__BLOC DE TEXTE__:
──────────

Evidemment tout se condense à « selon »
Selon ses besoins ? s’agit-il de survie ou de vie ?
On peut survivre avec un minimum d’eau et de calories
alimentaires, de sécurité à
l’égard des prédateurs, de soins
prolongeant la longévité dés la
naissance etc, etc…
On peut vivre avec un minimum d’accès à
la communication, d’accès à la
satisfaction de désirs élémentaires,
d’accès au partage des responsabilités,
du pouvoir etc, etc…
Chaque fois que l’humanité dans son ensemble
progresse la notion de besoins individuels
s’accroît.
L’abolition de l’esclavage en est un exemple sur le
plan de la reconnaissance de l’accroissement des besoins.
(encore qu’il ne soit pas éradiqué sous
des formes diverses)
Si un individu dans un camp de réfugiés du SCR a
à sa disposition 1500 calories alimentaires et 10 litres
d’eau, il est possible qu’il survive. Or ils sont
prés d’un milliard sur six à vivre dans
des conditions qui avoisineraient la survie 10.000 ans avant J.C Est-ce
équitable ?
C’est aussi là que la « globalisation
» contemporaine prend son sens.
La globalisation de la condition « misérable
»
Chacun de nous sait ou peut savoir ce qui se passe au Darfour en
Tchétchénie au Tadjikistan, en Birmanie etc,
etc…
Des humains y sont traités de façon pour le moins
inéquitable.
Que pouvons nous y faire ?
Des organismes internationaux ONU, B.M, FMI, OMC y
interviennent.
Des organismes non gouvernementaux (la kyrielle des ONG) ont des effets
temporaires non négligeables.
Des formes de responsabilités individuelles ne sont pas
négligeables non plus.
Des engagements politiques sont plus flous dans leur effet mais
n’en sont pas moins présents dans leur efficience.

──────────

__MATÉRIAU__:
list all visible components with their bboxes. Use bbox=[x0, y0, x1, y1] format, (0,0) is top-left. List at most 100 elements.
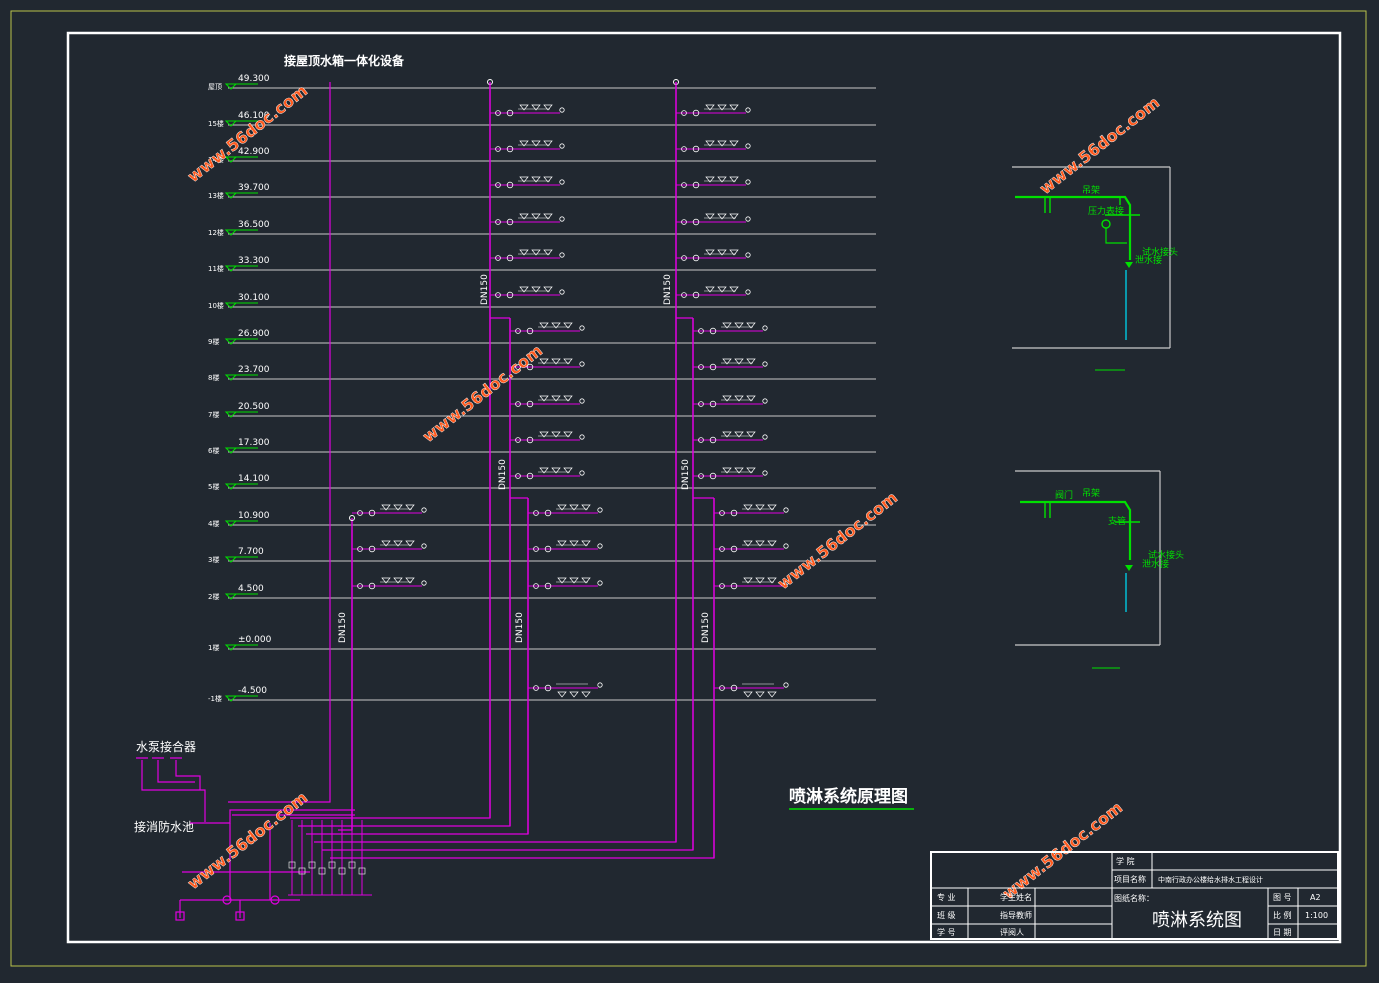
floor-name: 9楼 bbox=[208, 337, 219, 346]
drawing-title: 喷淋系统原理图 bbox=[789, 786, 908, 807]
watermarks: www.56doc.com www.56doc.com www.56doc.co… bbox=[184, 81, 1164, 904]
svg-text:www.56doc.com: www.56doc.com bbox=[999, 798, 1126, 903]
floor-name: 1楼 bbox=[208, 643, 219, 652]
sprinkler-branch bbox=[693, 431, 768, 444]
sprinkler-branch bbox=[714, 504, 789, 517]
floor-name: 12楼 bbox=[208, 228, 224, 237]
svg-text:比 例: 比 例 bbox=[1273, 910, 1292, 920]
floor-elevation: 17.300 bbox=[238, 438, 270, 448]
svg-text:支管: 支管 bbox=[1108, 515, 1126, 527]
svg-text:阀门: 阀门 bbox=[1055, 489, 1073, 501]
floor-name: 11楼 bbox=[208, 264, 224, 273]
svg-text:班 级: 班 级 bbox=[937, 910, 956, 920]
sprinkler-head bbox=[755, 691, 765, 698]
svg-text:www.56doc.com: www.56doc.com bbox=[419, 341, 546, 446]
riser-size-label: DN150 bbox=[701, 612, 711, 643]
floor-name: 3楼 bbox=[208, 555, 219, 564]
svg-text:www.56doc.com: www.56doc.com bbox=[184, 81, 311, 186]
svg-text:www.56doc.com: www.56doc.com bbox=[774, 488, 901, 593]
floor-name: 13楼 bbox=[208, 191, 224, 200]
sprinkler-branch bbox=[693, 395, 768, 408]
sprinkler-branch bbox=[510, 431, 585, 444]
floor-name: 8楼 bbox=[208, 373, 219, 382]
svg-text:泄水接: 泄水接 bbox=[1142, 558, 1169, 570]
floor-elevation: 14.100 bbox=[238, 474, 270, 484]
roof-tank-label: 接屋顶水箱一体化设备 bbox=[284, 53, 405, 68]
sprinkler-branch bbox=[490, 176, 565, 189]
sprinkler-head bbox=[743, 691, 753, 698]
floor-name: -1楼 bbox=[208, 694, 222, 703]
floor-name: 2楼 bbox=[208, 592, 219, 601]
sprinkler-branch bbox=[693, 467, 768, 480]
sprinkler-branch bbox=[528, 504, 603, 517]
svg-text:专 业: 专 业 bbox=[937, 892, 956, 902]
floor-elevation: 49.300 bbox=[238, 74, 270, 84]
floor-name: 10楼 bbox=[208, 301, 224, 310]
floor-elevation: 26.900 bbox=[238, 329, 270, 339]
sprinkler-head bbox=[767, 691, 777, 698]
svg-text:1:100: 1:100 bbox=[1305, 911, 1328, 920]
floor-name: 6楼 bbox=[208, 446, 219, 455]
floor-name: 4楼 bbox=[208, 519, 219, 528]
floor-elevation: 20.500 bbox=[238, 402, 270, 412]
sprinkler-head bbox=[557, 691, 567, 698]
sprinkler-branch bbox=[676, 104, 751, 117]
svg-text:中南行政办公楼给水排水工程设计: 中南行政办公楼给水排水工程设计 bbox=[1158, 875, 1263, 884]
svg-text:指导教师: 指导教师 bbox=[1000, 910, 1032, 920]
sprinkler-branch bbox=[693, 358, 768, 371]
pump-assembly bbox=[136, 82, 355, 921]
floor-elevation: 23.700 bbox=[238, 365, 270, 375]
floor-elevation: ±0.000 bbox=[238, 635, 272, 645]
sprinkler-branch bbox=[693, 322, 768, 335]
riser-size-label: DN150 bbox=[498, 459, 508, 490]
floor-elevation: 39.700 bbox=[238, 183, 270, 193]
floor-name: 5楼 bbox=[208, 482, 219, 491]
floor-levels: 屋顶49.30015楼46.10014楼42.90013楼39.70012楼36… bbox=[208, 74, 876, 703]
title-block-text: 学 院 项目名称 中南行政办公楼给水排水工程设计 图纸名称： 喷淋系统图 专 业… bbox=[937, 856, 1328, 937]
sprinkler-branch bbox=[714, 540, 789, 553]
sprinkler-branch bbox=[352, 577, 427, 590]
svg-text:图 号: 图 号 bbox=[1273, 893, 1292, 902]
sprinkler-branch bbox=[528, 540, 603, 553]
sprinkler-branch bbox=[714, 682, 789, 698]
sprinkler-branch bbox=[352, 504, 427, 517]
floor-elevation: 7.700 bbox=[238, 547, 264, 557]
svg-text:吊架: 吊架 bbox=[1082, 488, 1100, 499]
svg-text:项目名称: 项目名称 bbox=[1114, 874, 1146, 884]
svg-text:评阅人: 评阅人 bbox=[1000, 928, 1024, 937]
riser-size-label: DN150 bbox=[663, 274, 673, 305]
svg-text:喷淋系统图: 喷淋系统图 bbox=[1152, 910, 1242, 931]
riser-size-label: DN150 bbox=[338, 612, 348, 643]
svg-text:日 期: 日 期 bbox=[1273, 928, 1292, 937]
sprinkler-branch bbox=[528, 682, 603, 698]
riser-size-label: DN150 bbox=[515, 612, 525, 643]
svg-text:学 号: 学 号 bbox=[937, 927, 956, 937]
floor-name: 7楼 bbox=[208, 410, 219, 419]
floor-elevation: -4.500 bbox=[238, 686, 267, 696]
sprinkler-branch bbox=[352, 540, 427, 553]
sprinkler-branch bbox=[528, 577, 603, 590]
svg-text:A2: A2 bbox=[1310, 893, 1321, 902]
sprinkler-branch bbox=[490, 286, 565, 299]
sprinkler-branch bbox=[676, 249, 751, 262]
floor-elevation: 36.500 bbox=[238, 220, 270, 230]
svg-text:泄水接: 泄水接 bbox=[1135, 254, 1162, 266]
cad-viewport[interactable]: 屋顶 49.300 15楼 46.100 14楼 42.900 13楼 39.700 12楼 36… bbox=[0, 0, 1379, 979]
floor-elevation: 30.100 bbox=[238, 293, 270, 303]
sprinkler-branch bbox=[490, 104, 565, 117]
svg-text:学 院: 学 院 bbox=[1116, 856, 1135, 866]
riser-size-label: DN150 bbox=[480, 274, 490, 305]
pump-adapter-label: 水泵接合器 bbox=[136, 739, 196, 754]
sprinkler-pipes bbox=[349, 79, 789, 858]
sprinkler-branch bbox=[510, 322, 585, 335]
svg-text:吊架: 吊架 bbox=[1082, 185, 1100, 196]
sprinkler-branch bbox=[490, 213, 565, 226]
riser-size-label: DN150 bbox=[681, 459, 691, 490]
sprinkler-branch bbox=[676, 213, 751, 226]
sprinkler-head bbox=[581, 691, 591, 698]
floor-elevation: 33.300 bbox=[238, 256, 270, 266]
sprinkler-head bbox=[569, 691, 579, 698]
sprinkler-branch bbox=[490, 249, 565, 262]
floor-name: 15楼 bbox=[208, 119, 224, 128]
svg-text:图纸名称：: 图纸名称： bbox=[1114, 893, 1154, 903]
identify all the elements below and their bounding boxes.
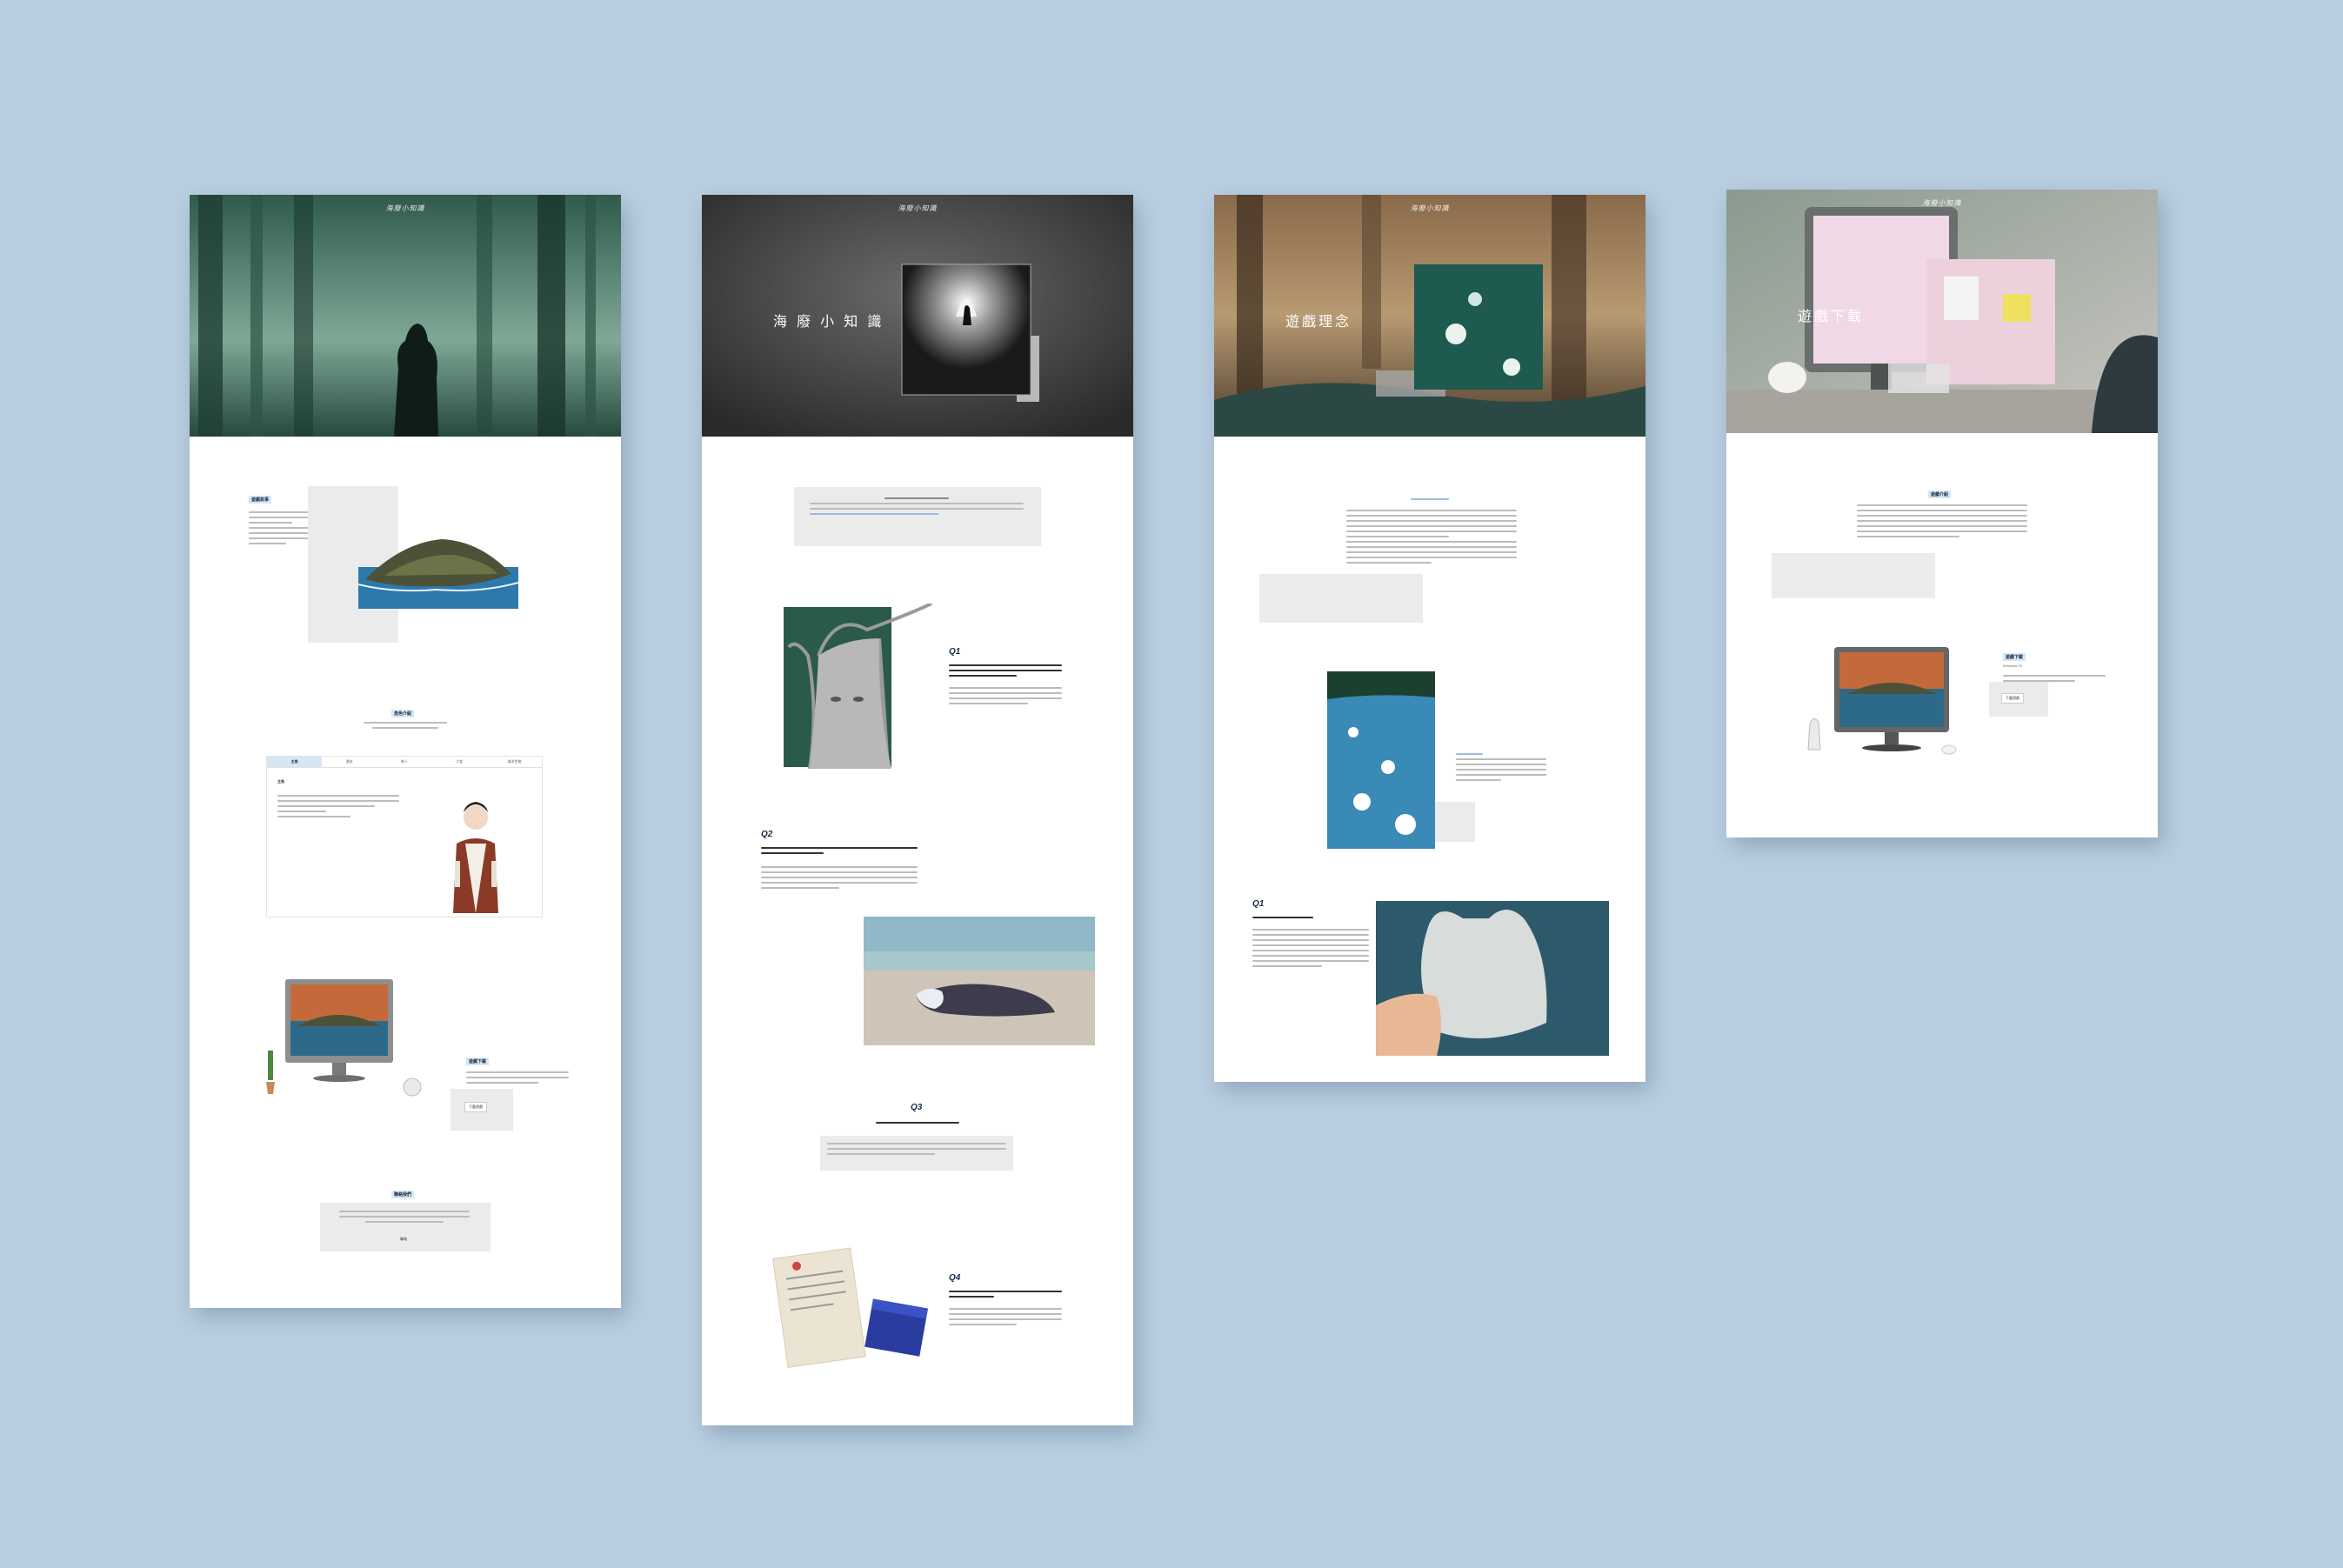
page-concept: 海廢小知識 遊戲理念 Q1 [1214, 195, 1645, 1082]
q1-title [949, 661, 1062, 680]
tab-fisherman[interactable]: 漁夫 [322, 757, 377, 767]
question-label: Q1 [1252, 899, 1265, 909]
q4-title [949, 1287, 1062, 1301]
download-text [466, 1068, 569, 1087]
version-label: Windows 10 [2003, 664, 2022, 668]
contact-button[interactable]: 聯絡 [397, 1235, 411, 1244]
q2-answer [761, 863, 918, 892]
beach-illustration [864, 917, 1095, 1045]
story-text [249, 508, 311, 548]
character-card: 主角 漁夫 老人 少女 海洋生物 主角 [266, 756, 543, 917]
computer-illustration [266, 979, 422, 1097]
tab-girl[interactable]: 少女 [432, 757, 487, 767]
hero-title: 海 廢 小 知 識 [773, 313, 884, 330]
hero-desk-illustration [1726, 190, 2158, 433]
concept-panel [1259, 574, 1423, 623]
site-logo[interactable]: 海廢小知識 [1411, 204, 1450, 213]
q4-answer [949, 1304, 1062, 1329]
tab-elder[interactable]: 老人 [377, 757, 431, 767]
q1-title [1252, 913, 1313, 922]
question-label: Q2 [761, 830, 773, 839]
q3-answer [827, 1139, 1006, 1158]
page-download: 海廢小知識 遊戲下載 遊戲介紹 遊戲下載 Windows 10 下載遊戲 [1726, 190, 2158, 837]
page-home: 海廢小知識 遊戲故事 角色介紹 主角 漁夫 老人 少女 海洋生物 主角 遊戲下載… [190, 195, 621, 1308]
site-logo[interactable]: 海廢小知識 [898, 204, 938, 213]
intro-text [810, 494, 1024, 518]
download-button[interactable]: 下載遊戲 [464, 1102, 487, 1112]
tab-sea-creatures[interactable]: 海洋生物 [487, 757, 542, 767]
computer-illustration [1807, 647, 1957, 755]
hero-cave-illustration [1214, 195, 1645, 437]
site-logo[interactable]: 海廢小知識 [386, 204, 425, 213]
game-intro-heading: 遊戲介紹 [1928, 490, 1952, 498]
hero-banner: 海廢小知識 遊戲理念 [1214, 195, 1645, 437]
q3-title [876, 1118, 959, 1127]
plastic-bag-illustration [1376, 901, 1609, 1056]
site-logo[interactable]: 海廢小知識 [1923, 198, 1962, 208]
hero-banner: 海廢小知識 [190, 195, 621, 437]
character-description [277, 791, 399, 821]
tree-illustration [784, 604, 932, 769]
tab-protagonist[interactable]: 主角 [267, 757, 323, 767]
game-intro-text [1857, 501, 2027, 541]
concept-text [1346, 506, 1517, 567]
contact-heading: 聯絡我們 [391, 1191, 415, 1198]
question-label: Q1 [949, 647, 961, 657]
character-name: 主角 [277, 779, 284, 784]
hero-forest-illustration [190, 195, 621, 437]
contact-text [339, 1207, 470, 1226]
hero-banner: 海廢小知識 遊戲下載 [1726, 190, 2158, 433]
characters-heading: 角色介紹 [391, 710, 415, 717]
story-heading: 遊戲故事 [249, 496, 272, 504]
hero-banner: 海廢小知識 海 廢 小 知 識 [702, 195, 1133, 437]
hero-title: 遊戲理念 [1285, 313, 1352, 330]
page-knowledge: 海廢小知識 海 廢 小 知 識 Q1 Q2 Q3 Q4 [702, 195, 1133, 1425]
island-illustration [358, 539, 518, 609]
game-intro-panel [1772, 553, 1935, 598]
question-label: Q4 [949, 1273, 961, 1283]
q1-answer [949, 684, 1062, 708]
q2-title [761, 844, 918, 857]
characters-intro [364, 718, 447, 732]
bubbles-text [1456, 750, 1546, 784]
character-portrait [453, 802, 498, 913]
download-heading: 遊戲下載 [466, 1058, 490, 1065]
q1-answer [1252, 925, 1369, 971]
certificate-illustration [772, 1247, 928, 1368]
download-heading: 遊戲下載 [2003, 653, 2026, 661]
concept-heading [1411, 495, 1449, 504]
hero-tunnel-illustration [702, 195, 1133, 437]
character-tabs: 主角 漁夫 老人 少女 海洋生物 [267, 757, 542, 768]
question-label: Q3 [911, 1103, 923, 1112]
hero-title: 遊戲下載 [1798, 308, 1865, 324]
download-button[interactable]: 下載遊戲 [2001, 693, 2024, 704]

──────────

__TÂCHE ÉCRITE A__:
D'après le bloc de texte, de combien de calories alimentaires et de litres d'eau dispose un individu dans un camp de réfugiés du SCR ?
__TÂCHE ÉCRITE B__:
Pour chacun des énoncés suivants, indiquez s'il concorde avec le bloc de texte en répondant oui ou non, puis citez mot pour mot les termes décisifs : (i) l'abolition de l'esclavage y est présentée comme un exemple de reconnaissance de l'accroissement des besoins ; (ii) les effets des ONG y sont qualifiés de permanents ; (iii) les engagements politiques y sont décrits comme plus flous dans leur effet.
__TÂCHE ÉCRITE C__:
Recopiez le passage du bloc de texte en commençant par « (encore qu’il ne » et en poursuivant jusqu'à « prend son sens. ».

__RÉSULTAT A__:
1500 calories alimentaires et 10 litres d'eau.

__RÉSULTAT B__:
(i) Oui : « L’abolition de l’esclavage en est un exemple sur le plan de la reconnaissance de l’accroissement des besoins. »
(ii) Non : « ont des effets temporaires non négligeables »
(iii) Oui : « Des engagements politiques sont plus flous dans leur effet »

__RÉSULTAT C__:
(encore qu’il ne soit pas éradiqué sous
des formes diverses)
Si un individu dans un camp de réfugiés du SCR a
à sa disposition 1500 calories alimentaires et 10 litres
d’eau, il est possible qu’il survive. Or ils sont
prés d’un milliard sur six à vivre dans
des conditions qui avoisineraient la survie 10.000 ans avant J.C Est-ce
équitable ?
C’est aussi là que la « globalisation
» contemporaine prend son sens.